Retype the material in full, keeping every word the same.

━━━ Source material ━━━

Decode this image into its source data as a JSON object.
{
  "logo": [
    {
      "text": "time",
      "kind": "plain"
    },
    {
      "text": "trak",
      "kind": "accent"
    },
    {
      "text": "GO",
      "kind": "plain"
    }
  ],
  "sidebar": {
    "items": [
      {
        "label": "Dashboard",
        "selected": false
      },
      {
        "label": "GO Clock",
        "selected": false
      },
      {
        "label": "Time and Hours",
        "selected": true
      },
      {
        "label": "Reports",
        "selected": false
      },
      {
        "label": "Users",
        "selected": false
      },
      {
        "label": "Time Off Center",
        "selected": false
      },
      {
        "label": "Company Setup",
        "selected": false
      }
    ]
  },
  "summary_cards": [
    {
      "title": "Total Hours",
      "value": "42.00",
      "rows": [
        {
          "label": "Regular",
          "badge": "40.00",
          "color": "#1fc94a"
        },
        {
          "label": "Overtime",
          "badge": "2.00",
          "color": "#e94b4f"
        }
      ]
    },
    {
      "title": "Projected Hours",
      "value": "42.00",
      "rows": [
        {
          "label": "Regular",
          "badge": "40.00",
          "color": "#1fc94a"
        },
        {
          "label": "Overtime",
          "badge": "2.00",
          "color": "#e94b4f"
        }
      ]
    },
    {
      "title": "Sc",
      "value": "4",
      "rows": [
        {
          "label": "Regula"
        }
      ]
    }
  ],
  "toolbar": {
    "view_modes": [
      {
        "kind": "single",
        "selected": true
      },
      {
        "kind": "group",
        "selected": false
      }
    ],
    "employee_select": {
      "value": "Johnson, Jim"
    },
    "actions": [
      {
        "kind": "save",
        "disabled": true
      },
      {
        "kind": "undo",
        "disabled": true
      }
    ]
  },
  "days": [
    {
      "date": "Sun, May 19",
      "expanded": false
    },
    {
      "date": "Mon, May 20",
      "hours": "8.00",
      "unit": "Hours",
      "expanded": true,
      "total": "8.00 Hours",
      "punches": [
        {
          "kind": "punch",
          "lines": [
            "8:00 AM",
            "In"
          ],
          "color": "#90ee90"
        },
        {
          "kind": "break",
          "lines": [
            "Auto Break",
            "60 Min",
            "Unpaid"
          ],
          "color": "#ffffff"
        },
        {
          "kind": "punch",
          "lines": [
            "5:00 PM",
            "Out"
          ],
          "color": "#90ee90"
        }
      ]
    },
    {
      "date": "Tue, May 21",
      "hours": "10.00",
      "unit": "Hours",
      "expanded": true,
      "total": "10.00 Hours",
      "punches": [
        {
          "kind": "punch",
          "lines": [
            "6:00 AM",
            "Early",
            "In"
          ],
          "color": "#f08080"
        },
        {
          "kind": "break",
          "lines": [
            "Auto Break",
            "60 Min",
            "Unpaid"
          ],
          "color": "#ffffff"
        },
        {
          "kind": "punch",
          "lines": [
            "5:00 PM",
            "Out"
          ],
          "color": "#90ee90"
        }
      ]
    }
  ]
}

━━━

Problem solution:
Decode this image into its source data as a JSON object.
{
  "logo": [
    {
      "text": "time",
      "kind": "plain"
    },
    {
      "text": "trak",
      "kind": "accent"
    },
    {
      "text": "GO",
      "kind": "plain"
    }
  ],
  "sidebar": {
    "items": [
      {
        "label": "Dashboard",
        "selected": false
      },
      {
        "label": "GO Clock",
        "selected": false
      },
      {
        "label": "Time and Hours",
        "selected": true
      },
      {
        "label": "Reports",
        "selected": false
      },
      {
        "label": "Users",
        "selected": false
      },
      {
        "label": "Time Off Center",
        "selected": false
      },
      {
        "label": "Company Setup",
        "selected": false
      }
    ]
  },
  "summary_cards": [
    {
      "title": "Total Hours",
      "value": "42.00",
      "rows": [
        {
          "label": "Regular",
          "badge": "40.00",
          "color": "#1fc94a"
        },
        {
          "label": "Overtime",
          "badge": "2.00",
          "color": "#e94b4f"
        }
      ]
    },
    {
      "title": "Projected Hours",
      "value": "42.00",
      "rows": [
        {
          "label": "Regular",
          "badge": "40.00",
          "color": "#1fc94a"
        },
        {
          "label": "Overtime",
          "badge": "2.00",
          "color": "#e94b4f"
        }
      ]
    },
    {
      "title": "Sc",
      "value": "4",
      "rows": [
        {
          "label": "Regula"
        }
      ]
    }
  ],
  "toolbar": {
    "view_modes": [
      {
        "kind": "single",
        "selected": true
      },
      {
        "kind": "group",
        "selected": false
      }
    ],
    "employee_select": {
      "value": "Johnson, Jim"
    },
    "actions": [
      {
        "kind": "save",
        "disabled": true
      },
      {
        "kind": "undo",
        "disabled": true
      }
    ]
  },
  "days": [
    {
      "date": "Sun, May 19",
      "expanded": false
    },
    {
      "date": "Mon, May 20",
      "hours": "8.00",
      "unit": "Hours",
      "expanded": true,
      "total": "8.00 Hours",
      "punches": [
        {
          "kind": "punch",
          "lines": [
            "8:00 AM",
            "In"
          ],
          "color": "#90ee90"
        },
        {
          "kind": "break",
          "lines": [
            "Auto Break",
            "60 Min",
            "Unpaid"
          ],
          "color": "#ffffff"
        },
        {
          "kind": "punch",
          "lines": [
            "5:00 PM",
            "Out"
          ],
          "color": "#90ee90"
        }
      ]
    },
    {
      "date": "Tue, May 21",
      "hours": "10.00",
      "unit": "Hours",
      "expanded": true,
      "total": "10.00 Hours",
      "punches": [
        {
          "kind": "punch",
          "lines": [
            "6:00 AM",
            "Early",
            "In"
          ],
          "color": "#f08080"
        },
        {
          "kind": "break",
          "lines": [
            "Auto Break",
            "60 Min",
            "Unpaid"
          ],
          "color": "#ffffff"
        },
        {
          "kind": "punch",
          "lines": [
            "5:00 PM",
            "Out"
          ],
          "color": "#90ee90"
        }
      ]
    }
  ]
}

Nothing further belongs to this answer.